* **PROBLEM DETAILS**:
Only lines containing the string "more" belong in the answer; find them in the records and copy them.

* **DATA EXTRACT**:
====================
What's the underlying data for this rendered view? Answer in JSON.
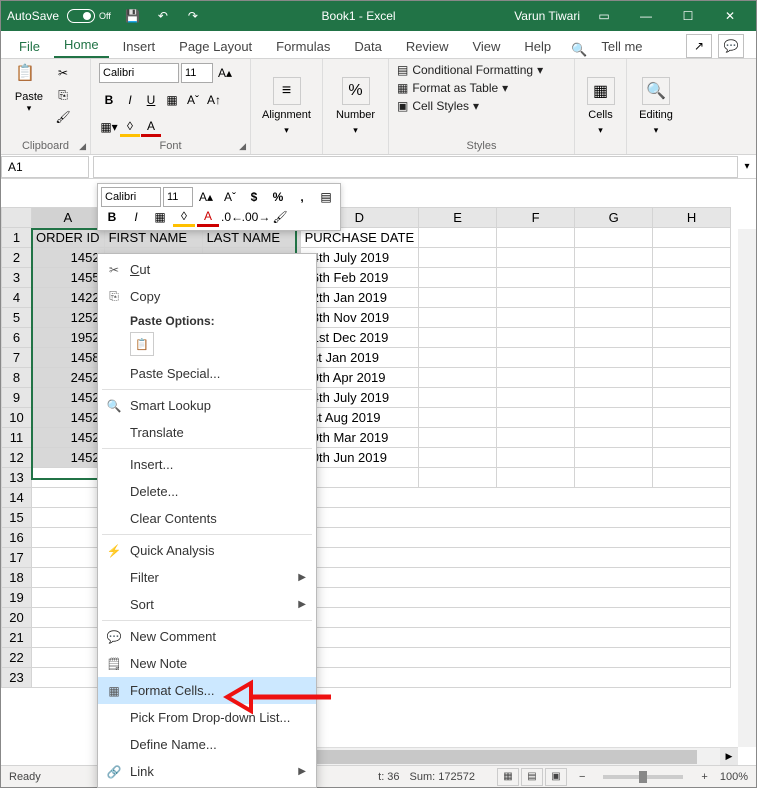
{
  "titlebar": {
    "autosave": "AutoSave",
    "autosave_state": "Off",
    "doc_title": "Book1 - Excel",
    "user": "Varun Tiwari"
  },
  "tabs": {
    "file": "File",
    "home": "Home",
    "insert": "Insert",
    "page_layout": "Page Layout",
    "formulas": "Formulas",
    "data": "Data",
    "review": "Review",
    "view": "View",
    "help": "Help",
    "tell_me": "Tell me"
  },
  "ribbon": {
    "clipboard": {
      "label": "Clipboard",
      "paste": "Paste"
    },
    "font": {
      "label": "Font",
      "name": "Calibri",
      "size": "11"
    },
    "alignment": {
      "label": "Alignment"
    },
    "number": {
      "label": "Number"
    },
    "styles": {
      "label": "Styles",
      "cond": "Conditional Formatting",
      "table": "Format as Table",
      "cell": "Cell Styles"
    },
    "cells": {
      "label": "Cells"
    },
    "editing": {
      "label": "Editing"
    }
  },
  "namebox": "A1",
  "mini": {
    "font": "Calibri",
    "size": "11"
  },
  "context_menu": {
    "cut": "Cut",
    "copy": "Copy",
    "paste_opts": "Paste Options:",
    "paste_special": "Paste Special...",
    "smart_lookup": "Smart Lookup",
    "translate": "Translate",
    "insert": "Insert...",
    "delete": "Delete...",
    "clear": "Clear Contents",
    "quick_analysis": "Quick Analysis",
    "filter": "Filter",
    "sort": "Sort",
    "new_comment": "New Comment",
    "new_note": "New Note",
    "format_cells": "Format Cells...",
    "pick_list": "Pick From Drop-down List...",
    "define_name": "Define Name...",
    "link": "Link"
  },
  "grid": {
    "columns": [
      "A",
      "B",
      "C",
      "D",
      "E",
      "F",
      "G",
      "H"
    ],
    "headers": {
      "a": "ORDER ID",
      "b": "FIRST NAME",
      "c": "LAST NAME",
      "d": "PURCHASE DATE"
    },
    "rows": [
      {
        "id": "1452",
        "date": "24th July 2019"
      },
      {
        "id": "1455",
        "date": "26th Feb 2019"
      },
      {
        "id": "1422",
        "date": "12th Jan 2019"
      },
      {
        "id": "1252",
        "date": "18th Nov 2019"
      },
      {
        "id": "1952",
        "date": "21st Dec 2019"
      },
      {
        "id": "1458",
        "date": "1st Jan 2019"
      },
      {
        "id": "2452",
        "date": "19th Apr 2019"
      },
      {
        "id": "1452",
        "date": "24th July 2019"
      },
      {
        "id": "1452",
        "date": "1st Aug 2019"
      },
      {
        "id": "1452",
        "date": "19th Mar 2019"
      },
      {
        "id": "1452",
        "date": "10th Jun 2019"
      }
    ]
  },
  "statusbar": {
    "ready": "Ready",
    "count": "t: 36",
    "sum": "Sum: 172572",
    "zoom": "100%"
  }
}
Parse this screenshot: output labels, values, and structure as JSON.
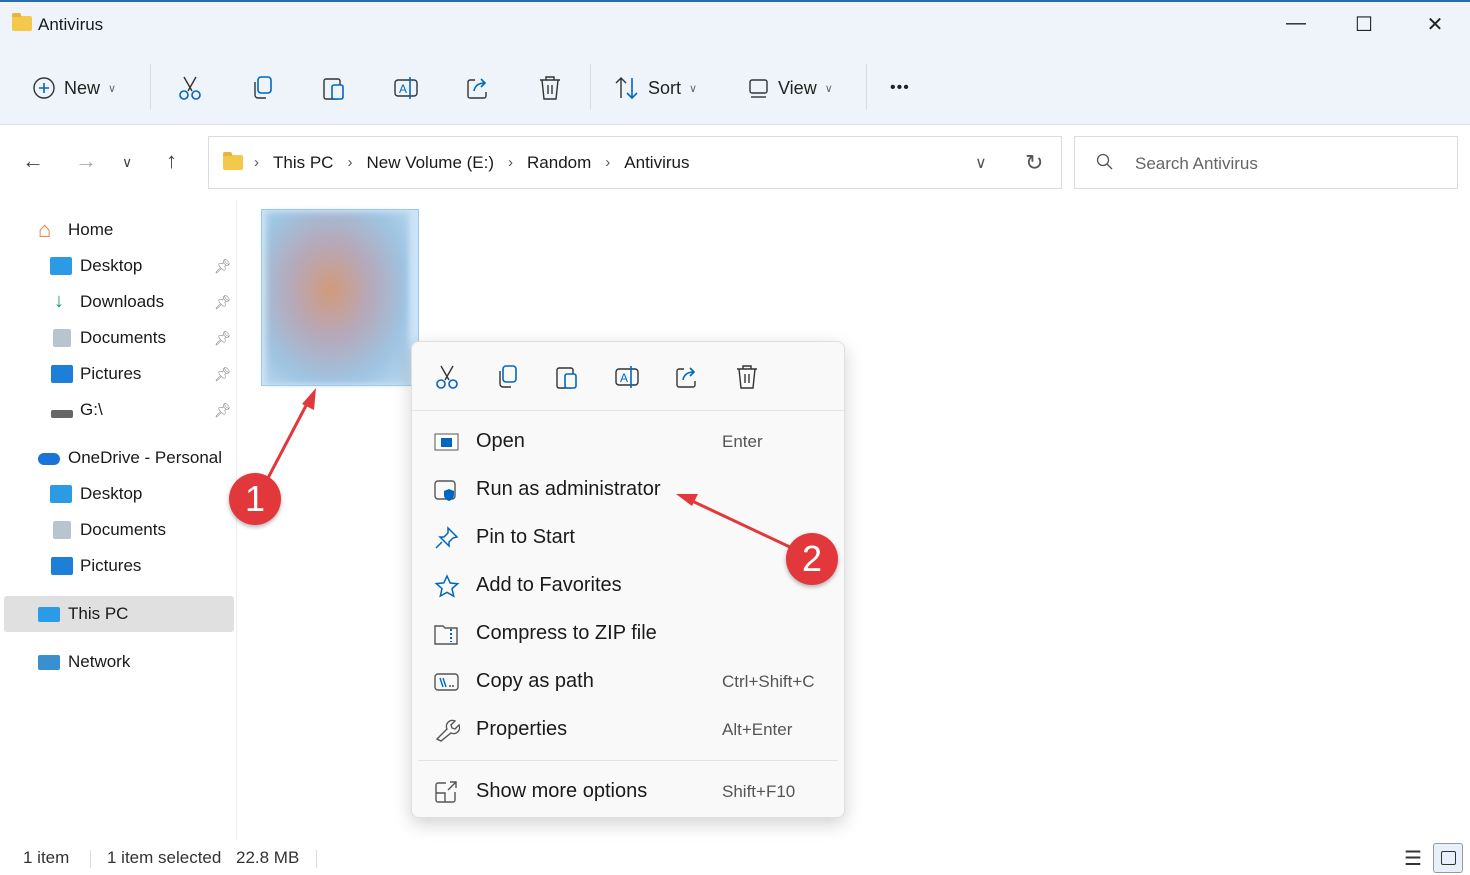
{
  "window": {
    "title": "Antivirus",
    "minimize": "—",
    "maximize": "☐",
    "close": "✕"
  },
  "toolbar": {
    "new": "New",
    "sort": "Sort",
    "view": "View",
    "more": "•••",
    "icons": [
      "cut-icon",
      "copy-icon",
      "paste-icon",
      "rename-icon",
      "share-icon",
      "delete-icon"
    ]
  },
  "address": {
    "crumbs": [
      "This PC",
      "New Volume (E:)",
      "Random",
      "Antivirus"
    ],
    "search_placeholder": "Search Antivirus"
  },
  "sidebar": {
    "items": [
      {
        "label": "Home"
      },
      {
        "label": "Desktop"
      },
      {
        "label": "Downloads"
      },
      {
        "label": "Documents"
      },
      {
        "label": "Pictures"
      },
      {
        "label": "G:\\"
      },
      {
        "label": "OneDrive - Personal"
      },
      {
        "label": "Desktop"
      },
      {
        "label": "Documents"
      },
      {
        "label": "Pictures"
      },
      {
        "label": "This PC"
      },
      {
        "label": "Network"
      }
    ]
  },
  "context_menu": {
    "items": [
      {
        "label": "Open",
        "shortcut": "Enter"
      },
      {
        "label": "Run as administrator",
        "shortcut": ""
      },
      {
        "label": "Pin to Start",
        "shortcut": ""
      },
      {
        "label": "Add to Favorites",
        "shortcut": ""
      },
      {
        "label": "Compress to ZIP file",
        "shortcut": ""
      },
      {
        "label": "Copy as path",
        "shortcut": "Ctrl+Shift+C"
      },
      {
        "label": "Properties",
        "shortcut": "Alt+Enter"
      },
      {
        "label": "Show more options",
        "shortcut": "Shift+F10"
      }
    ]
  },
  "status": {
    "count": "1 item",
    "selected": "1 item selected",
    "size": "22.8 MB"
  },
  "annotations": {
    "one": "1",
    "two": "2"
  },
  "colors": {
    "accent": "#0067c0",
    "annotation": "#e2383c"
  }
}
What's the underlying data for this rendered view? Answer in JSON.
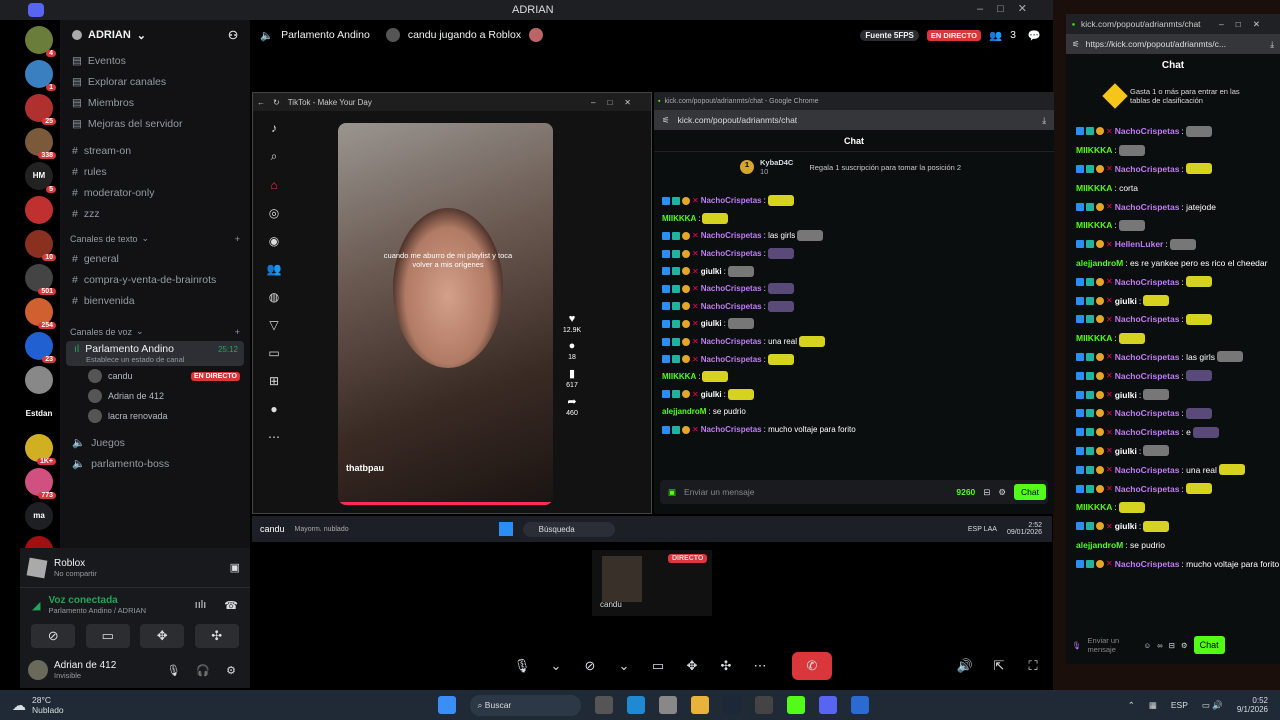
{
  "window": {
    "title": "ADRIAN"
  },
  "servers": [
    {
      "badge": "4",
      "color": "#6b7d3a"
    },
    {
      "badge": "1",
      "color": "#3a7fbf"
    },
    {
      "badge": "25",
      "color": "#b03030"
    },
    {
      "badge": "338",
      "color": "#7a5a3a"
    },
    {
      "label": "HM",
      "badge": "5",
      "color": "#222"
    },
    {
      "badge": "",
      "color": "#c03030"
    },
    {
      "badge": "10",
      "color": "#8a3020"
    },
    {
      "badge": "501",
      "color": "#444"
    },
    {
      "badge": "254",
      "color": "#d06030"
    },
    {
      "badge": "23",
      "color": "#2060d0"
    },
    {
      "badge": "",
      "color": "#888"
    },
    {
      "label": "Estdan",
      "badge": "",
      "color": "#000"
    },
    {
      "badge": "1K+",
      "color": "#d0b020"
    },
    {
      "badge": "773",
      "color": "#d05080"
    },
    {
      "label": "ma",
      "badge": "",
      "color": "#1e1f22"
    },
    {
      "badge": "",
      "color": "#a01010"
    }
  ],
  "server": {
    "name": "ADRIAN"
  },
  "menu": [
    "Eventos",
    "Explorar canales",
    "Miembros",
    "Mejoras del servidor"
  ],
  "text_top": [
    "stream-on",
    "rules",
    "moderator-only",
    "zzz"
  ],
  "cat_text": "Canales de texto",
  "text_channels": [
    "general",
    "compra-y-venta-de-brainrots",
    "bienvenida"
  ],
  "cat_voice": "Canales de voz",
  "voice_active": {
    "name": "Parlamento Andino",
    "time": "25:12",
    "status": "Establece un estado de canal"
  },
  "voice_users": [
    {
      "name": "candu",
      "live": "EN DIRECTO"
    },
    {
      "name": "Adrian de 412",
      "live": ""
    },
    {
      "name": "lacra renovada",
      "live": ""
    }
  ],
  "voice_other": [
    "Juegos",
    "parlamento-boss"
  ],
  "activity": {
    "name": "Roblox",
    "sub": "No compartir"
  },
  "voice_conn": {
    "title": "Voz conectada",
    "sub": "Parlamento Andino / ADRIAN"
  },
  "user": {
    "name": "Adrian de 412",
    "status": "Invisible"
  },
  "stage_header": {
    "channel": "Parlamento Andino",
    "stream": "candu jugando a Roblox",
    "fps": "Fuente 5FPS",
    "live": "EN DIRECTO",
    "count": "3"
  },
  "tiktok": {
    "title": "TikTok - Make Your Day",
    "caption": "cuando me aburro de mi playlist y toca volver a mis orígenes",
    "user": "thatbpau",
    "likes": "12.9K",
    "comments": "18",
    "saves": "617",
    "shares": "460"
  },
  "kick1": {
    "titlebar": "kick.com/popout/adrianmts/chat - Google Chrome",
    "url": "kick.com/popout/adrianmts/chat",
    "chat": "Chat",
    "top_user": "KybaD4C",
    "top_amount": "10",
    "gift": "Regala 1 suscripción para tomar la posición 2",
    "placeholder": "Enviar un mensaje",
    "points": "9260",
    "send": "Chat"
  },
  "kick1_msgs": [
    {
      "u": "NachoCrispetas",
      "c": "p",
      "t": ":",
      "e": "y"
    },
    {
      "u": "MIIKKKA",
      "c": "g",
      "t": ":",
      "e": "y"
    },
    {
      "u": "NachoCrispetas",
      "c": "p",
      "t": ": las girls",
      "e": "g"
    },
    {
      "u": "NachoCrispetas",
      "c": "p",
      "t": ":",
      "e": "pu"
    },
    {
      "u": "giulki",
      "c": "y",
      "t": ":",
      "e": "g"
    },
    {
      "u": "NachoCrispetas",
      "c": "p",
      "t": ":",
      "e": "pu"
    },
    {
      "u": "NachoCrispetas",
      "c": "p",
      "t": ":",
      "e": "pu"
    },
    {
      "u": "giulki",
      "c": "y",
      "t": ":",
      "e": "g"
    },
    {
      "u": "NachoCrispetas",
      "c": "p",
      "t": ": una real",
      "e": "y"
    },
    {
      "u": "NachoCrispetas",
      "c": "p",
      "t": ":",
      "e": "y"
    },
    {
      "u": "MIIKKKA",
      "c": "g",
      "t": ":",
      "e": "y"
    },
    {
      "u": "giulki",
      "c": "y",
      "t": ":",
      "e": "y"
    },
    {
      "u": "alejjandroM",
      "c": "g",
      "t": ": se pudrio",
      "e": ""
    },
    {
      "u": "NachoCrispetas",
      "c": "p",
      "t": ": mucho voltaje para forito",
      "e": ""
    }
  ],
  "inner_taskbar": {
    "user": "candu",
    "weather": "Mayorm. nublado",
    "search": "Búsqueda",
    "lang": "ESP LAA",
    "time": "2:52",
    "date": "09/01/2026"
  },
  "mini": {
    "live": "DIRECTO",
    "user": "candu"
  },
  "kick2": {
    "url": "kick.com/popout/adrianmts/chat",
    "fullurl": "https://kick.com/popout/adrianmts/c...",
    "chat": "Chat",
    "promo": "Gasta 1 o más para entrar en las tablas de clasificación",
    "placeholder": "Enviar un mensaje",
    "send": "Chat"
  },
  "kick2_msgs": [
    {
      "u": "NachoCrispetas",
      "c": "p",
      "t": ":",
      "e": "g"
    },
    {
      "u": "MIIKKKA",
      "c": "g",
      "t": ":",
      "e": "g"
    },
    {
      "u": "NachoCrispetas",
      "c": "p",
      "t": ":",
      "e": "y"
    },
    {
      "u": "MIIKKKA",
      "c": "g",
      "t": ": corta",
      "e": ""
    },
    {
      "u": "NachoCrispetas",
      "c": "p",
      "t": ": jatejode",
      "e": ""
    },
    {
      "u": "MIIKKKA",
      "c": "g",
      "t": ":",
      "e": "g"
    },
    {
      "u": "HellenLuker",
      "c": "p",
      "t": ":",
      "e": "g"
    },
    {
      "u": "alejjandroM",
      "c": "g",
      "t": ": es re yankee pero es rico el cheedar",
      "e": ""
    },
    {
      "u": "NachoCrispetas",
      "c": "p",
      "t": ":",
      "e": "y"
    },
    {
      "u": "giulki",
      "c": "y",
      "t": ":",
      "e": "y"
    },
    {
      "u": "NachoCrispetas",
      "c": "p",
      "t": ":",
      "e": "y"
    },
    {
      "u": "MIIKKKA",
      "c": "g",
      "t": ":",
      "e": "y"
    },
    {
      "u": "NachoCrispetas",
      "c": "p",
      "t": ": las girls",
      "e": "g"
    },
    {
      "u": "NachoCrispetas",
      "c": "p",
      "t": ":",
      "e": "pu"
    },
    {
      "u": "giulki",
      "c": "y",
      "t": ":",
      "e": "g"
    },
    {
      "u": "NachoCrispetas",
      "c": "p",
      "t": ":",
      "e": "pu"
    },
    {
      "u": "NachoCrispetas",
      "c": "p",
      "t": ": e",
      "e": "pu"
    },
    {
      "u": "giulki",
      "c": "y",
      "t": ":",
      "e": "g"
    },
    {
      "u": "NachoCrispetas",
      "c": "p",
      "t": ": una real",
      "e": "y"
    },
    {
      "u": "NachoCrispetas",
      "c": "p",
      "t": ":",
      "e": "y"
    },
    {
      "u": "MIIKKKA",
      "c": "g",
      "t": ":",
      "e": "y"
    },
    {
      "u": "giulki",
      "c": "y",
      "t": ":",
      "e": "y"
    },
    {
      "u": "alejjandroM",
      "c": "g",
      "t": ": se pudrio",
      "e": ""
    },
    {
      "u": "NachoCrispetas",
      "c": "p",
      "t": ": mucho voltaje para forito",
      "e": ""
    }
  ],
  "taskbar": {
    "temp": "28°C",
    "weather": "Nublado",
    "search": "Buscar",
    "lang": "ESP",
    "time": "0:52",
    "date": "9/1/2026"
  }
}
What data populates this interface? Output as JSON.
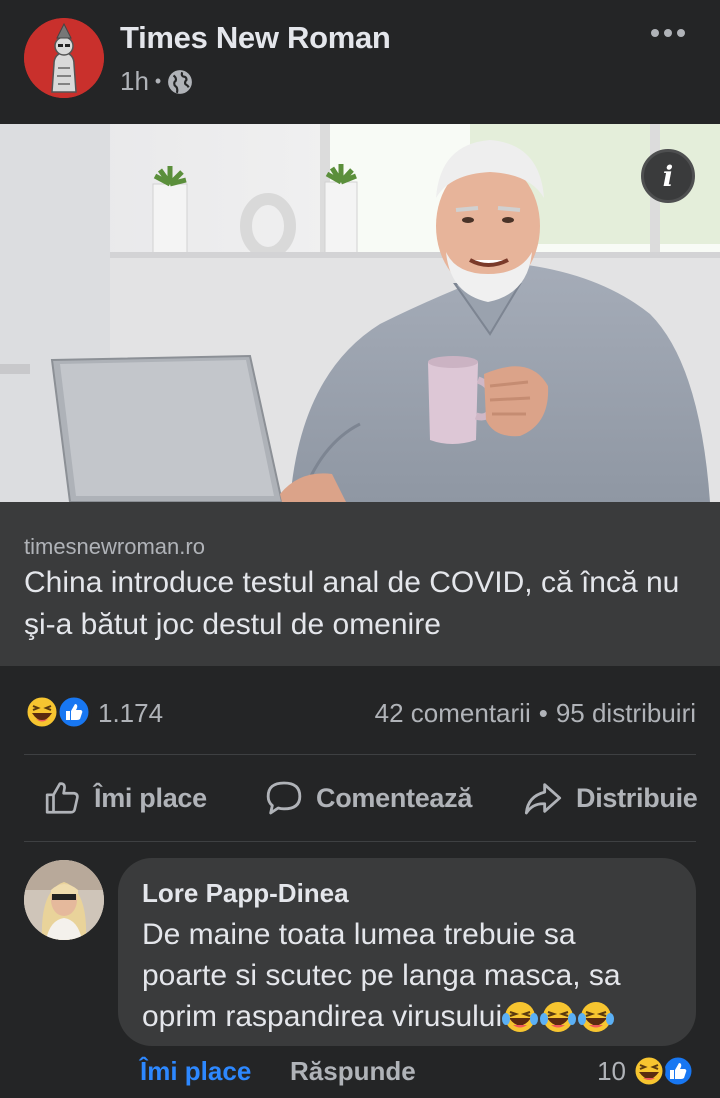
{
  "post": {
    "page_name": "Times New Roman",
    "time": "1h",
    "separator": "•",
    "privacy_icon": "globe-icon",
    "more_icon": "more-horizontal-icon"
  },
  "link_preview": {
    "domain": "timesnewroman.ro",
    "title": "China introduce testul anal de COVID, că încă nu şi-a bătut joc destul de omenire",
    "info_label": "i"
  },
  "stats": {
    "reaction_icons": [
      "haha-icon",
      "like-icon"
    ],
    "reaction_count": "1.174",
    "comments": "42 comentarii",
    "separator": "•",
    "shares": "95 distribuiri"
  },
  "actions": {
    "like": "Îmi place",
    "comment": "Comentează",
    "share": "Distribuie"
  },
  "comment": {
    "author": "Lore Papp-Dinea",
    "text_line1": "De maine toata lumea trebuie sa",
    "text_line2": "poarte si scutec pe langa masca, sa",
    "text_line3": "oprim raspandirea virusului",
    "like_label": "Îmi place",
    "reply_label": "Răspunde",
    "reaction_count": "10",
    "reaction_icons": [
      "haha-icon",
      "like-icon"
    ]
  },
  "colors": {
    "background": "#242526",
    "card": "#3a3b3c",
    "text_primary": "#e4e6eb",
    "text_secondary": "#b0b3b8",
    "link_blue": "#2d88ff",
    "brand_red": "#c9302c"
  }
}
====================
* **PROBLEM SOLUTION**:
    "more": "•••",
        "label": "Show more options",
    "more_icon": "more-horizontal-icon"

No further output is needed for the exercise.